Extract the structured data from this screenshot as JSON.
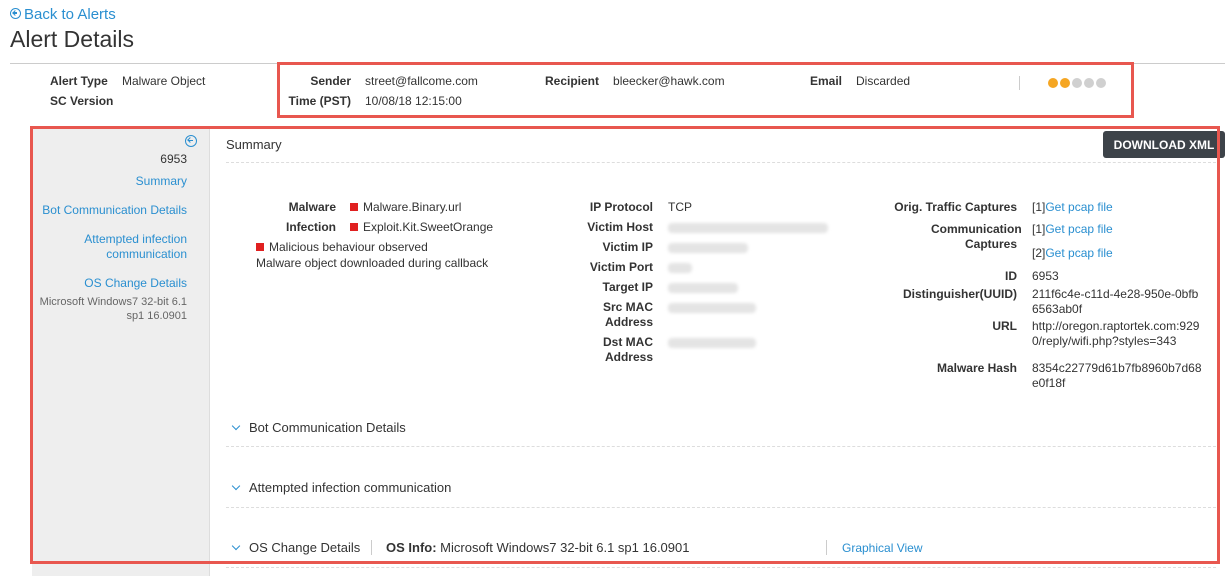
{
  "back_link": "Back to Alerts",
  "page_title": "Alert Details",
  "header": {
    "alert_type_label": "Alert Type",
    "alert_type_value": "Malware Object",
    "sc_version_label": "SC Version",
    "sender_label": "Sender",
    "sender_value": "street@fallcome.com",
    "time_label": "Time (PST)",
    "time_value": "10/08/18 12:15:00",
    "recipient_label": "Recipient",
    "recipient_value": "bleecker@hawk.com",
    "email_label": "Email",
    "email_value": "Discarded",
    "severity_dots": [
      "#f5a623",
      "#f5a623",
      "#d0d0d0",
      "#d0d0d0",
      "#d0d0d0"
    ]
  },
  "sidebar": {
    "id": "6953",
    "links": [
      "Summary",
      "Bot Communication Details",
      "Attempted infection communication",
      "OS Change Details"
    ],
    "os_text": "Microsoft Windows7 32-bit 6.1 sp1 16.0901"
  },
  "summary": {
    "title": "Summary",
    "download_label": "DOWNLOAD XML",
    "malware_label": "Malware",
    "malware_value": "Malware.Binary.url",
    "infection_label": "Infection",
    "infection_value": "Exploit.Kit.SweetOrange",
    "malicious_text": "Malicious behaviour observed",
    "downloaded_text": "Malware object downloaded during callback",
    "ip_protocol_label": "IP Protocol",
    "ip_protocol_value": "TCP",
    "victim_host_label": "Victim Host",
    "victim_ip_label": "Victim IP",
    "victim_port_label": "Victim Port",
    "target_ip_label": "Target IP",
    "src_mac_label": "Src MAC Address",
    "dst_mac_label": "Dst MAC Address",
    "orig_traffic_label": "Orig. Traffic Captures",
    "orig_traffic_prefix": "[1]",
    "comm_captures_label": "Communication Captures",
    "comm_prefix_1": "[1]",
    "comm_prefix_2": "[2]",
    "pcap_link": "Get pcap file",
    "id_label": "ID",
    "id_value": "6953",
    "uuid_label": "Distinguisher(UUID)",
    "uuid_value": "211f6c4e-c11d-4e28-950e-0bfb6563ab0f",
    "url_label": "URL",
    "url_value": "http://oregon.raptortek.com:9290/reply/wifi.php?styles=343",
    "hash_label": "Malware Hash",
    "hash_value": "8354c22779d61b7fb8960b7d68e0f18f"
  },
  "sections": {
    "bot": "Bot Communication Details",
    "attempted": "Attempted infection communication",
    "os": "OS Change Details",
    "os_info_label": "OS Info:",
    "os_info_value": "Microsoft Windows7 32-bit 6.1 sp1 16.0901",
    "graphical_view": "Graphical View"
  }
}
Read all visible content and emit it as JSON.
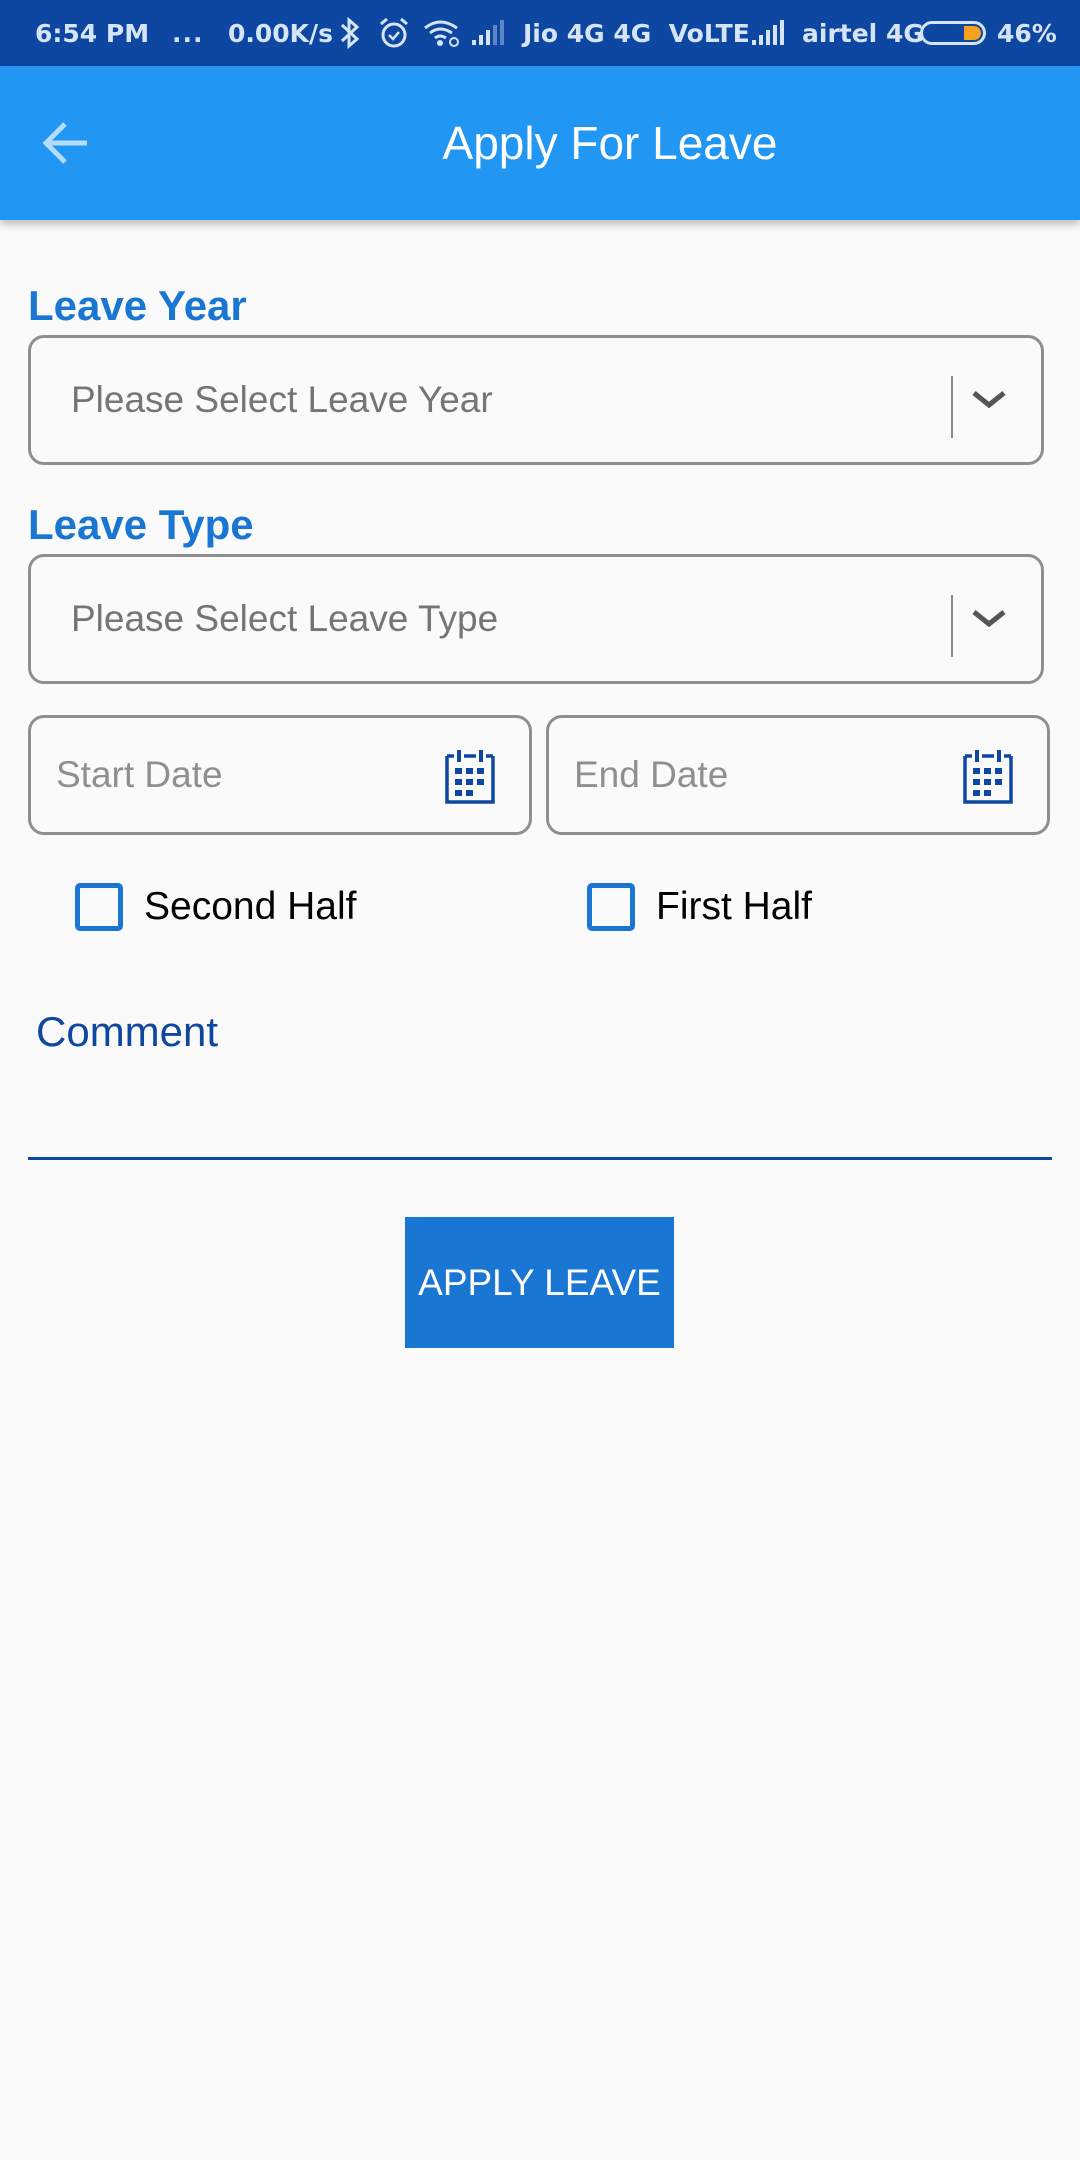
{
  "status_bar": {
    "time": "6:54 PM",
    "notifications": "...",
    "network_speed": "0.00K/s",
    "icons": [
      "bluetooth-icon",
      "alarm-icon",
      "wifi-icon",
      "signal-icon"
    ],
    "carrier1": "Jio 4G 4G  VoLTE",
    "carrier2": "airtel 4G",
    "battery_percent": "46%",
    "battery_level": 0.46,
    "battery_color": "#f7a21b"
  },
  "app_bar": {
    "title": "Apply For Leave",
    "back_icon": "arrow-left-icon",
    "color": "#2196f3"
  },
  "form": {
    "leave_year": {
      "label": "Leave Year",
      "placeholder": "Please Select Leave Year",
      "icon": "chevron-down-icon"
    },
    "leave_type": {
      "label": "Leave Type",
      "placeholder": "Please Select Leave Type",
      "icon": "chevron-down-icon"
    },
    "start_date": {
      "placeholder": "Start Date",
      "icon": "calendar-icon"
    },
    "end_date": {
      "placeholder": "End Date",
      "icon": "calendar-icon"
    },
    "checkboxes": [
      {
        "label": "Second Half",
        "checked": false
      },
      {
        "label": "First Half",
        "checked": false
      }
    ],
    "comment": {
      "label": "Comment",
      "value": ""
    },
    "submit_label": "APPLY LEAVE"
  },
  "colors": {
    "accent": "#1976d2",
    "dark_accent": "#0d47a1",
    "background": "#fafafa"
  }
}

--*--

#### [Job]
Looking at the records above, extract only the lines from the one with "Read all visible content and emit it as JSON." through the last line, exactly, with the pictures left out.

#### [The output]
Read all visible content and emit it as JSON.
{
  "status_bar": {
    "time": "6:54 PM",
    "notifications": "...",
    "network_speed": "0.00K/s",
    "icons": [
      "bluetooth-icon",
      "alarm-icon",
      "wifi-icon",
      "signal-icon"
    ],
    "carrier1": "Jio 4G 4G  VoLTE",
    "carrier2": "airtel 4G",
    "battery_percent": "46%",
    "battery_level": 0.46,
    "battery_color": "#f7a21b"
  },
  "app_bar": {
    "title": "Apply For Leave",
    "back_icon": "arrow-left-icon",
    "color": "#2196f3"
  },
  "form": {
    "leave_year": {
      "label": "Leave Year",
      "placeholder": "Please Select Leave Year",
      "icon": "chevron-down-icon"
    },
    "leave_type": {
      "label": "Leave Type",
      "placeholder": "Please Select Leave Type",
      "icon": "chevron-down-icon"
    },
    "start_date": {
      "placeholder": "Start Date",
      "icon": "calendar-icon"
    },
    "end_date": {
      "placeholder": "End Date",
      "icon": "calendar-icon"
    },
    "checkboxes": [
      {
        "label": "Second Half",
        "checked": false
      },
      {
        "label": "First Half",
        "checked": false
      }
    ],
    "comment": {
      "label": "Comment",
      "value": ""
    },
    "submit_label": "APPLY LEAVE"
  },
  "colors": {
    "accent": "#1976d2",
    "dark_accent": "#0d47a1",
    "background": "#fafafa"
  }
}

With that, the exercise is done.